◆ Dataset items ◆
[Begin]

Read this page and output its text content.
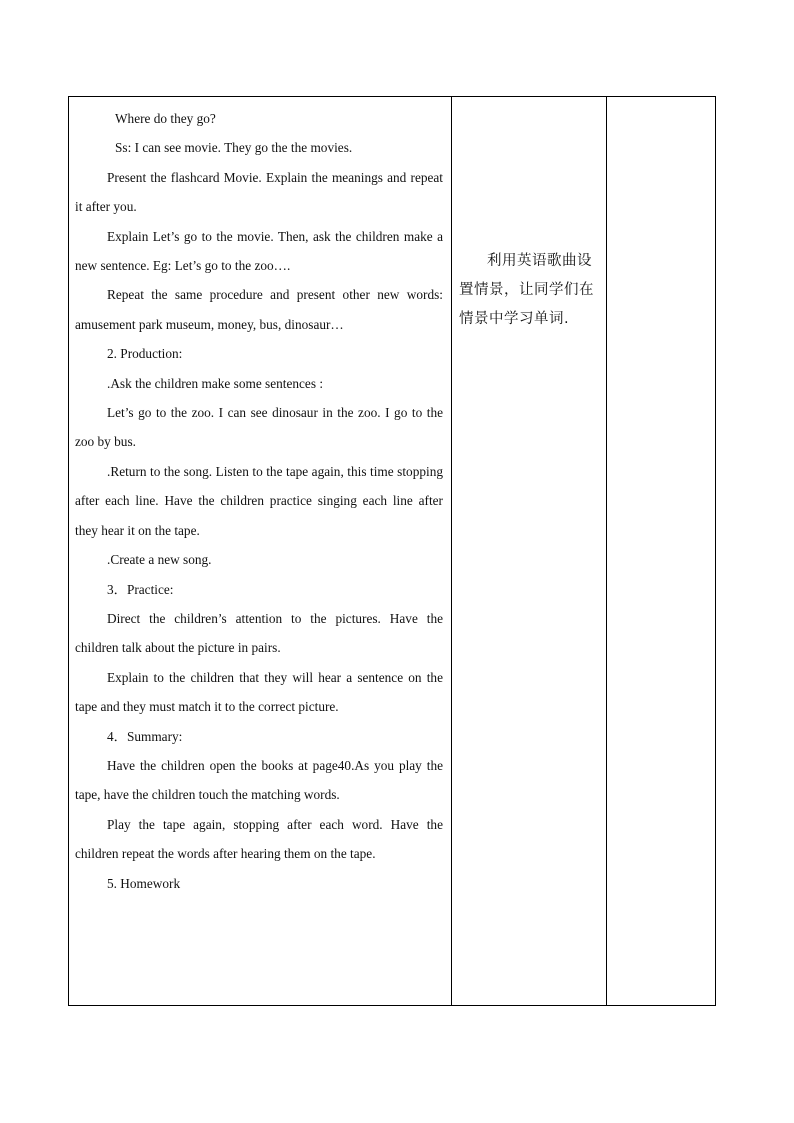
Where do they go?

Ss: I can see movie. They go the the movies.

Present the flashcard Movie. Explain the meanings and repeat it after you.

Explain Let’s go to the movie. Then, ask the children make a new sentence. Eg: Let’s go to the zoo….

Repeat the same procedure and present other new words: amusement park museum, money, bus, dinosaur…

2. Production:

.Ask the children make some sentences :

Let’s go to the zoo. I can see dinosaur in the zoo. I go to the zoo by bus.

.Return to the song. Listen to the tape again, this time stopping after each line. Have the children practice singing each line after they hear it on the tape.

.Create a new song.

3．Practice:

Direct the children’s attention to the pictures. Have the children talk about the picture in pairs.

Explain to the children that they will hear a sentence on the tape and they must match it to the correct picture.

4．Summary:

Have the children open the books at page40.As you play the tape, have the children touch the matching words.

Play the tape again, stopping after each word. Have the children repeat the words after hearing them on the tape.

5. Homework

利用英语歌曲设置情景，让同学们在情景中学习单词.
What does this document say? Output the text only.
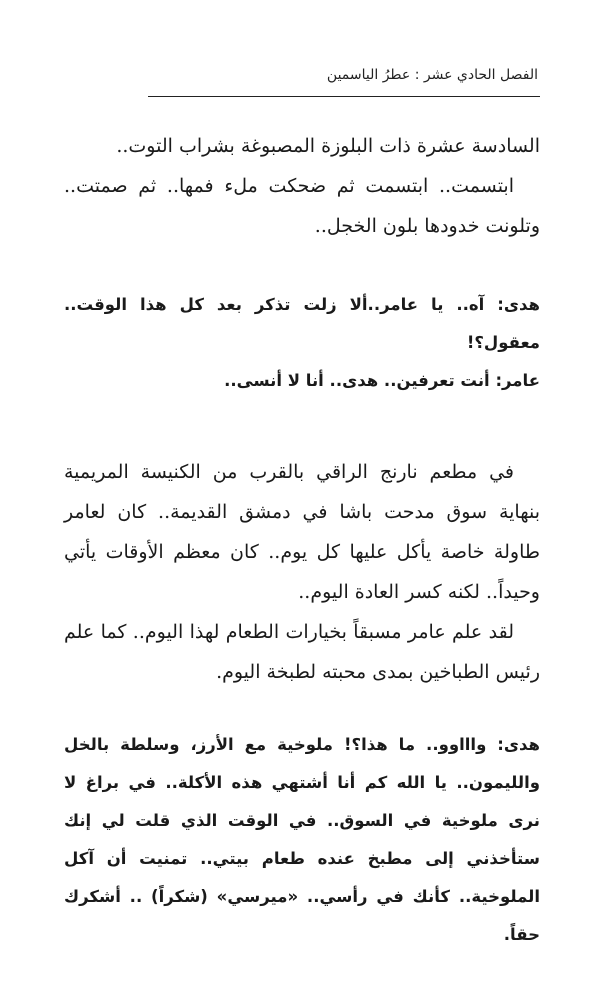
الفصل الحادي عشر : عطرُ الياسمين

السادسة عشرة ذات البلوزة المصبوغة بشراب التوت..

ابتسمت.. ابتسمت ثم ضحكت ملء فمها.. ثم صمتت.. وتلونت خدودها بلون الخجل..

هدى: آه.. يا عامر..ألا زلت تذكر بعد كل هذا الوقت.. معقول؟!

عامر: أنت تعرفين.. هدى.. أنا لا أنسى..

في مطعم نارنج الراقي بالقرب من الكنيسة المريمية بنهاية سوق مدحت باشا في دمشق القديمة.. كان لعامر طاولة خاصة يأكل عليها كل يوم.. كان معظم الأوقات يأتي وحيداً.. لكنه كسر العادة اليوم..

لقد علم عامر مسبقاً بخيارات الطعام لهذا اليوم.. كما علم رئيس الطباخين بمدى محبته لطبخة اليوم.

هدى: واااوو.. ما هذا؟! ملوخية مع الأرز، وسلطة بالخل والليمون.. يا الله كم أنا أشتهي هذه الأكلة.. في براغ لا نرى ملوخية في السوق.. في الوقت الذي قلت لي إنك ستأخذني إلى مطبخ عنده طعام بيتي.. تمنيت أن آكل الملوخية.. كأنك في رأسي.. «ميرسي» (شكراً) .. أشكرك حقاً.
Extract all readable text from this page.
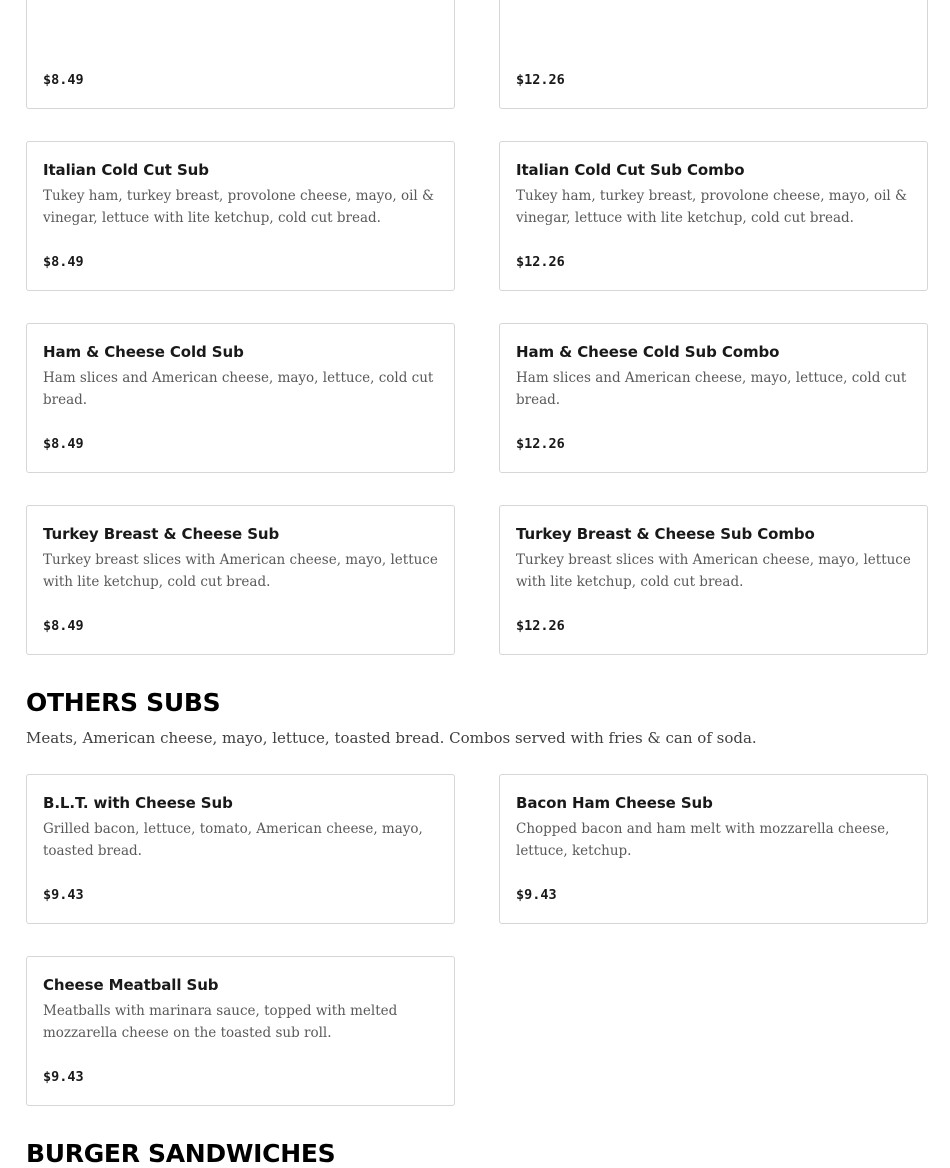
$8.49	$12.26

Italian Cold Cut Sub

Tukey ham, turkey breast, provolone cheese, mayo, oil & vinegar, lettuce with lite ketchup, cold cut bread.

$8.49

Italian Cold Cut Sub Combo

Tukey ham, turkey breast, provolone cheese, mayo, oil & vinegar, lettuce with lite ketchup, cold cut bread.

$12.26

Ham & Cheese Cold Sub

Ham slices and American cheese, mayo, lettuce, cold cut bread.

$8.49

Ham & Cheese Cold Sub Combo

Ham slices and American cheese, mayo, lettuce, cold cut bread.

$12.26

Turkey Breast & Cheese Sub

Turkey breast slices with American cheese, mayo, lettuce with lite ketchup, cold cut bread.

$8.49

Turkey Breast & Cheese Sub Combo

Turkey breast slices with American cheese, mayo, lettuce with lite ketchup, cold cut bread.

$12.26
OTHERS SUBS

Meats, American cheese, mayo, lettuce, toasted bread. Combos served with fries & can of soda.

B.L.T. with Cheese Sub

Grilled bacon, lettuce, tomato, American cheese, mayo, toasted bread.

$9.43

Bacon Ham Cheese Sub

Chopped bacon and ham melt with mozzarella cheese, lettuce, ketchup.

$9.43

Cheese Meatball Sub

Meatballs with marinara sauce, topped with melted mozzarella cheese on the toasted sub roll.

$9.43
BURGER SANDWICHES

[End]

◆ REQUEST ◆
Exclude the pictures and transcribe all of the entries exactly.

◆ EXERCISE SOLUTION ◆
Read this page and output its text content.
Where do they go?

Ss: I can see movie. They go the the movies.

Present the flashcard Movie. Explain the meanings and repeat it after you.

Explain Let’s go to the movie. Then, ask the children make a new sentence. Eg: Let’s go to the zoo….

Repeat the same procedure and present other new words: amusement park museum, money, bus, dinosaur…

2. Production:

.Ask the children make some sentences :

Let’s go to the zoo. I can see dinosaur in the zoo. I go to the zoo by bus.

.Return to the song. Listen to the tape again, this time stopping after each line. Have the children practice singing each line after they hear it on the tape.

.Create a new song.

3．Practice:

Direct the children’s attention to the pictures. Have the children talk about the picture in pairs.

Explain to the children that they will hear a sentence on the tape and they must match it to the correct picture.

4．Summary:

Have the children open the books at page40.As you play the tape, have the children touch the matching words.

Play the tape again, stopping after each word. Have the children repeat the words after hearing them on the tape.

5. Homework

利用英语歌曲设置情景，让同学们在情景中学习单词.
What does this document say? Output the text only.
الفصل الحادي عشر : عطرُ الياسمين

السادسة عشرة ذات البلوزة المصبوغة بشراب التوت..

ابتسمت.. ابتسمت ثم ضحكت ملء فمها.. ثم صمتت.. وتلونت خدودها بلون الخجل..

هدى: آه.. يا عامر..ألا زلت تذكر بعد كل هذا الوقت.. معقول؟!

عامر: أنت تعرفين.. هدى.. أنا لا أنسى..

في مطعم نارنج الراقي بالقرب من الكنيسة المريمية بنهاية سوق مدحت باشا في دمشق القديمة.. كان لعامر طاولة خاصة يأكل عليها كل يوم.. كان معظم الأوقات يأتي وحيداً.. لكنه كسر العادة اليوم..

لقد علم عامر مسبقاً بخيارات الطعام لهذا اليوم.. كما علم رئيس الطباخين بمدى محبته لطبخة اليوم.

هدى: واااوو.. ما هذا؟! ملوخية مع الأرز، وسلطة بالخل والليمون.. يا الله كم أنا أشتهي هذه الأكلة.. في براغ لا نرى ملوخية في السوق.. في الوقت الذي قلت لي إنك ستأخذني إلى مطبخ عنده طعام بيتي.. تمنيت أن آكل الملوخية.. كأنك في رأسي.. «ميرسي» (شكراً) .. أشكرك حقاً.
Extract all readable text from this page.
$8.49	$12.26

Italian Cold Cut Sub

Tukey ham, turkey breast, provolone cheese, mayo, oil & vinegar, lettuce with lite ketchup, cold cut bread.

$8.49

Italian Cold Cut Sub Combo

Tukey ham, turkey breast, provolone cheese, mayo, oil & vinegar, lettuce with lite ketchup, cold cut bread.

$12.26

Ham & Cheese Cold Sub

Ham slices and American cheese, mayo, lettuce, cold cut bread.

$8.49

Ham & Cheese Cold Sub Combo

Ham slices and American cheese, mayo, lettuce, cold cut bread.

$12.26

Turkey Breast & Cheese Sub

Turkey breast slices with American cheese, mayo, lettuce with lite ketchup, cold cut bread.

$8.49

Turkey Breast & Cheese Sub Combo

Turkey breast slices with American cheese, mayo, lettuce with lite ketchup, cold cut bread.

$12.26
OTHERS SUBS

Meats, American cheese, mayo, lettuce, toasted bread. Combos served with fries & can of soda.

B.L.T. with Cheese Sub

Grilled bacon, lettuce, tomato, American cheese, mayo, toasted bread.

$9.43

Bacon Ham Cheese Sub

Chopped bacon and ham melt with mozzarella cheese, lettuce, ketchup.

$9.43

Cheese Meatball Sub

Meatballs with marinara sauce, topped with melted mozzarella cheese on the toasted sub roll.

$9.43
BURGER SANDWICHES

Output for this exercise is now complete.